## [Task details]
Where a line of the listing below includes the word "colors", reproduce that line.
________________
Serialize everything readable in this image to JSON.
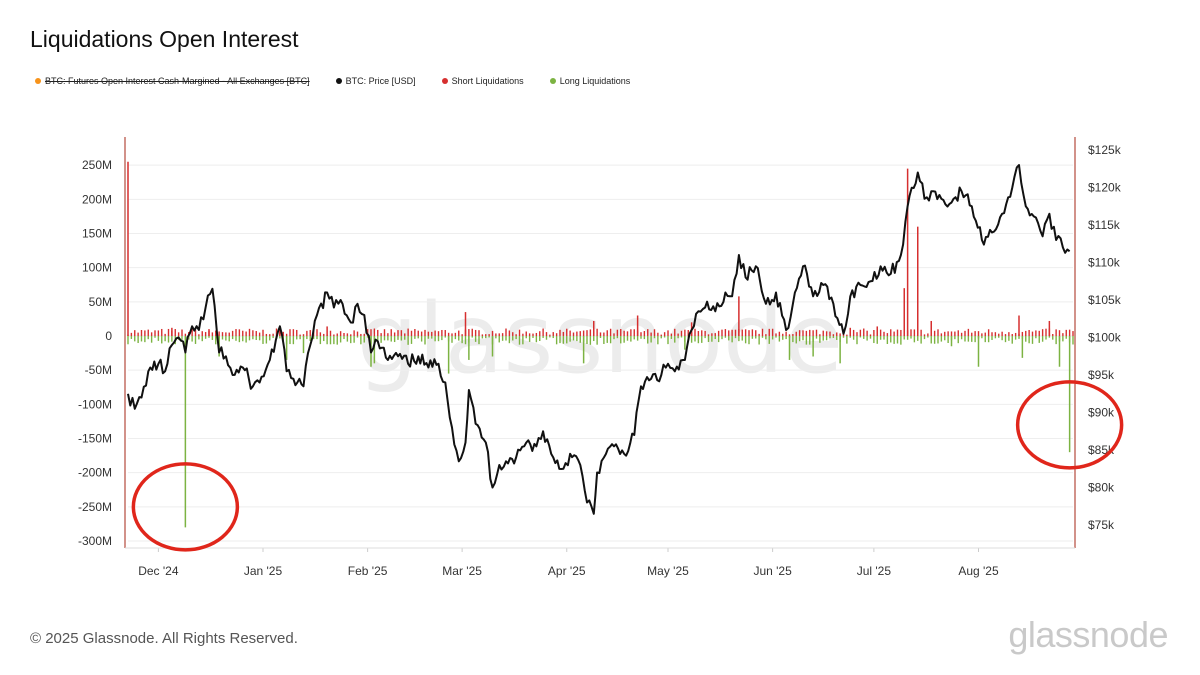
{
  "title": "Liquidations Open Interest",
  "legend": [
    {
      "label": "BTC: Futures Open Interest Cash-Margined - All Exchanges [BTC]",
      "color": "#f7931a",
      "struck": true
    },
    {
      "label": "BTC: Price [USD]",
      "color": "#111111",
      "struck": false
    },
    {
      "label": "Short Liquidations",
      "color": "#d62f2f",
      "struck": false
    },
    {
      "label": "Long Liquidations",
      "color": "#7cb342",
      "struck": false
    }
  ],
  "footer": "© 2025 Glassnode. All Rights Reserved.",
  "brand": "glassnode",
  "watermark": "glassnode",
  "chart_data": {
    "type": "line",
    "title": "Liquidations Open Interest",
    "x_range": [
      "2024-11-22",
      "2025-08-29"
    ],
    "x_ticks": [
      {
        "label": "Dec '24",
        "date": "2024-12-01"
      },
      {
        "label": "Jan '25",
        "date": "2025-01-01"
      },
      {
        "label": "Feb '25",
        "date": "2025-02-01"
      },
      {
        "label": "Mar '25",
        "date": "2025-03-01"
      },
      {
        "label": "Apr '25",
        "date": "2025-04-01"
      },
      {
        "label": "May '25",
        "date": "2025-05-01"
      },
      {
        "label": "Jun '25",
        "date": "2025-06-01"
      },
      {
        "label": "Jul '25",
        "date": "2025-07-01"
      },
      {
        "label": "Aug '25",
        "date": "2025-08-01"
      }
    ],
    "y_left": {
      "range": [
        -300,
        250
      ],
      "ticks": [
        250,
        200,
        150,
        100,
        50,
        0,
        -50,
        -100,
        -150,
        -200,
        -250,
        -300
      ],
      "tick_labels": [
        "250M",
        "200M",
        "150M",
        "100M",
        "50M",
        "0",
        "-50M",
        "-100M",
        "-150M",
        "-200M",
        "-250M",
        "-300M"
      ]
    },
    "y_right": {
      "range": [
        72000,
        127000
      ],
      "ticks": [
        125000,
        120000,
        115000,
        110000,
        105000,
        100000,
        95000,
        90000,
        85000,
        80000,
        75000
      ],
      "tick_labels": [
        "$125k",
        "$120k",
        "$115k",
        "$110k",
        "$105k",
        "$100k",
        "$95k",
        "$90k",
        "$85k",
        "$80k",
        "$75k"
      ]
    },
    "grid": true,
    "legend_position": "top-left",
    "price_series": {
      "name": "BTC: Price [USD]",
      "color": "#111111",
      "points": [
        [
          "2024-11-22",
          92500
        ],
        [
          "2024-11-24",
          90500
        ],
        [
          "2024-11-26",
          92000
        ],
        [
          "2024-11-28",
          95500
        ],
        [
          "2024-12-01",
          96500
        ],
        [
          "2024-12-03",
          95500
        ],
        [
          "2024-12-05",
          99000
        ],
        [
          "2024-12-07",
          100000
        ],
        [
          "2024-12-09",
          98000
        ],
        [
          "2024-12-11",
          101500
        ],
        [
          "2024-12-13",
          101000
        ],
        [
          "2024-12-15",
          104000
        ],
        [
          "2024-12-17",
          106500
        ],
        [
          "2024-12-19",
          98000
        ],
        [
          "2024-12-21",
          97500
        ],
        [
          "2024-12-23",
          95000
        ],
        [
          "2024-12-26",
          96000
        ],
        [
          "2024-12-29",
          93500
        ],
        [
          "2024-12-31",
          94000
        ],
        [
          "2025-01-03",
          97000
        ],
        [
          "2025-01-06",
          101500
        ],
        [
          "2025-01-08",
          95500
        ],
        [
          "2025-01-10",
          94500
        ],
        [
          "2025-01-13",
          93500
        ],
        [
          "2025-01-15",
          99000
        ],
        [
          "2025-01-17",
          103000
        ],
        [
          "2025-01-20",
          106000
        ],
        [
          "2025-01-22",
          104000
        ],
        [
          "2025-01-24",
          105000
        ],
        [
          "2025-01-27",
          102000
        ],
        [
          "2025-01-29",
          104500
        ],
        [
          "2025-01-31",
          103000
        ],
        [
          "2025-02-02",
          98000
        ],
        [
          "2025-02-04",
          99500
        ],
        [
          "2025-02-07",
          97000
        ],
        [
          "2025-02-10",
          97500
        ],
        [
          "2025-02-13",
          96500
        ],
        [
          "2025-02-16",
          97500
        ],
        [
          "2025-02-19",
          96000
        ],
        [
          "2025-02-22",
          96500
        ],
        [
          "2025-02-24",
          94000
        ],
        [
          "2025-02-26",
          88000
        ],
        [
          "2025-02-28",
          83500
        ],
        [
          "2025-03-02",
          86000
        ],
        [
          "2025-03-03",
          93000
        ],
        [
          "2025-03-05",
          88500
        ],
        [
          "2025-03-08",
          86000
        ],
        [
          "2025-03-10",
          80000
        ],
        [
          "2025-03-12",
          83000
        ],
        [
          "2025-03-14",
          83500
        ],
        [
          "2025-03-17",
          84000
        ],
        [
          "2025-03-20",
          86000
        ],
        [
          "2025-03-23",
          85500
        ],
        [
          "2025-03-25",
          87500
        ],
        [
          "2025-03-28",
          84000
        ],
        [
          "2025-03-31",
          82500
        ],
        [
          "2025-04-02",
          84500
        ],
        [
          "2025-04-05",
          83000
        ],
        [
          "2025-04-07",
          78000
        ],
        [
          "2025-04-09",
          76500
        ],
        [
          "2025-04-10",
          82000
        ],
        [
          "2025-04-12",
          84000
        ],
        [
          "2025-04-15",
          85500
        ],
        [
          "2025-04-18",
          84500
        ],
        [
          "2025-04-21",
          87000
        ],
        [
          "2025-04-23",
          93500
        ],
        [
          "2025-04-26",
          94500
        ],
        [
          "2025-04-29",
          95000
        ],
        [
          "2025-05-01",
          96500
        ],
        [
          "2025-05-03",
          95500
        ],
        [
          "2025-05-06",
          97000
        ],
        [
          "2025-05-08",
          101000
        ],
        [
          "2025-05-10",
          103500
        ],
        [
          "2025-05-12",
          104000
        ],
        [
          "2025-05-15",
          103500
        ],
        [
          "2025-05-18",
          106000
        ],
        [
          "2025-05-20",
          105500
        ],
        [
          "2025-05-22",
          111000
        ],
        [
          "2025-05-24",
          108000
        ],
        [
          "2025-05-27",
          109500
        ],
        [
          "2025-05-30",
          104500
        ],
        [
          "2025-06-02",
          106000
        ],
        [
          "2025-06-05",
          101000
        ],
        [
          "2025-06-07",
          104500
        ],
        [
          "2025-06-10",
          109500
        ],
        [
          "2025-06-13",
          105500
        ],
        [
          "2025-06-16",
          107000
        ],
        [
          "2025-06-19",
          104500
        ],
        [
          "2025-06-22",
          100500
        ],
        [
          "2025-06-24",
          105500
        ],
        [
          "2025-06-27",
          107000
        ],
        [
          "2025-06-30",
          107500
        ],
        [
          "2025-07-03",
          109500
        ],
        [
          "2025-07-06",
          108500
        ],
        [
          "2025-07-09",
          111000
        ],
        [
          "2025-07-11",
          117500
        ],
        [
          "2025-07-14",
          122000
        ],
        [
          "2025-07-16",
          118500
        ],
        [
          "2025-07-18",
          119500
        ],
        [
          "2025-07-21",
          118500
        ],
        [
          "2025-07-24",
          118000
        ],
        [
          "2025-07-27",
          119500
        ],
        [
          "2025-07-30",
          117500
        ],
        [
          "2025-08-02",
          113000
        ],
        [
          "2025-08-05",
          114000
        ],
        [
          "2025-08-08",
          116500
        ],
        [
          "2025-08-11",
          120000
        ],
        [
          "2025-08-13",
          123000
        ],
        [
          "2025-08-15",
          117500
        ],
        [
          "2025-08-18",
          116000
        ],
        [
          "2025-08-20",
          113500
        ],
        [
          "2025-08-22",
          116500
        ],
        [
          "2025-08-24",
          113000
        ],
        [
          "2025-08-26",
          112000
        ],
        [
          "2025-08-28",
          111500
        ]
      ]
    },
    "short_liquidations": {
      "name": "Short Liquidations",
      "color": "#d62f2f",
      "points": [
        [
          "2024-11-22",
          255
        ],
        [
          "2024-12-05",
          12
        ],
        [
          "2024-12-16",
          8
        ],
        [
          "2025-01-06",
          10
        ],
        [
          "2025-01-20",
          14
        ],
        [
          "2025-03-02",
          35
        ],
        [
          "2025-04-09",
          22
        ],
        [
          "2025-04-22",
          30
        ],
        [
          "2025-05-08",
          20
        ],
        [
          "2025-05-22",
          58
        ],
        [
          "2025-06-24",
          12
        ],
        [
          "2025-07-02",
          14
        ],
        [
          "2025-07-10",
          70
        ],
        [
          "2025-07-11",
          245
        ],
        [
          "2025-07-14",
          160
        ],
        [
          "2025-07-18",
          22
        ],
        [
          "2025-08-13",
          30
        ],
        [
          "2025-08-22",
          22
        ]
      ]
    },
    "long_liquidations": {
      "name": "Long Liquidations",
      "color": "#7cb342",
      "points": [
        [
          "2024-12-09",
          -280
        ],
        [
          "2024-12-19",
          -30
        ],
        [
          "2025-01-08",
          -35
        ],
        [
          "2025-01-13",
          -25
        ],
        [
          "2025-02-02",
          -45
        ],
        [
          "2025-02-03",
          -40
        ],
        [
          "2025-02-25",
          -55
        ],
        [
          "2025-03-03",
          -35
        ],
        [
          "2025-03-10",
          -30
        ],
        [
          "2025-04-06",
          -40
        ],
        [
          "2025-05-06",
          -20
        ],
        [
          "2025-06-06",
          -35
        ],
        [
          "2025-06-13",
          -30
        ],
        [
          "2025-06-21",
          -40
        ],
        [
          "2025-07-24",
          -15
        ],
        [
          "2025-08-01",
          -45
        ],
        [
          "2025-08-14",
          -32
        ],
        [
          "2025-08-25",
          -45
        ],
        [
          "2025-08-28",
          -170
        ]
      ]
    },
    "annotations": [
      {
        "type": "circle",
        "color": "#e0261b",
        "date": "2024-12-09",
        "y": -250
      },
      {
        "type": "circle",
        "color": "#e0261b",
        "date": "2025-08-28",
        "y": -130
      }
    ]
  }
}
________________
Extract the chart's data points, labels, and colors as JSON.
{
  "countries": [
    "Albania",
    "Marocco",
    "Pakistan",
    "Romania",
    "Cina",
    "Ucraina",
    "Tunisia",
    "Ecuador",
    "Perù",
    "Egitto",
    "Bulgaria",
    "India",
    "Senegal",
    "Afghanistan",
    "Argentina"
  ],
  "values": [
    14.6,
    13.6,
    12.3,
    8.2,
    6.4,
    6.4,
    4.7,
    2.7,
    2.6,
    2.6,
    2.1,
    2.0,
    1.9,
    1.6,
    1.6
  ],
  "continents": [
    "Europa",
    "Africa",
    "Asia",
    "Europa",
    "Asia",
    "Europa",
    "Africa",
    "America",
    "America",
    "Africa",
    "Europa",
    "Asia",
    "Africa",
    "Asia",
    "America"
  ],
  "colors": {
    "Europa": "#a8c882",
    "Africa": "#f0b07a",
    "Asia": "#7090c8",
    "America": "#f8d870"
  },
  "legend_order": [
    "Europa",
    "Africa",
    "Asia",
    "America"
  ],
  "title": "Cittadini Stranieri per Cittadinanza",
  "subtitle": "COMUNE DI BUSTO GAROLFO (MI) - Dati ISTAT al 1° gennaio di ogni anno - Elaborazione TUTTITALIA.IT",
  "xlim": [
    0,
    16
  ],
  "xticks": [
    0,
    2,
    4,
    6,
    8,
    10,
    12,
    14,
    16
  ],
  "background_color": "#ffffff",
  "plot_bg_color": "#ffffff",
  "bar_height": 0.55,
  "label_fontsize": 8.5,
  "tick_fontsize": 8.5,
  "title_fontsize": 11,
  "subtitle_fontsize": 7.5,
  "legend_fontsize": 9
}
________________
## [Written solution]
Extract the chart's data points, labels, and colors as JSON.
  "colors": {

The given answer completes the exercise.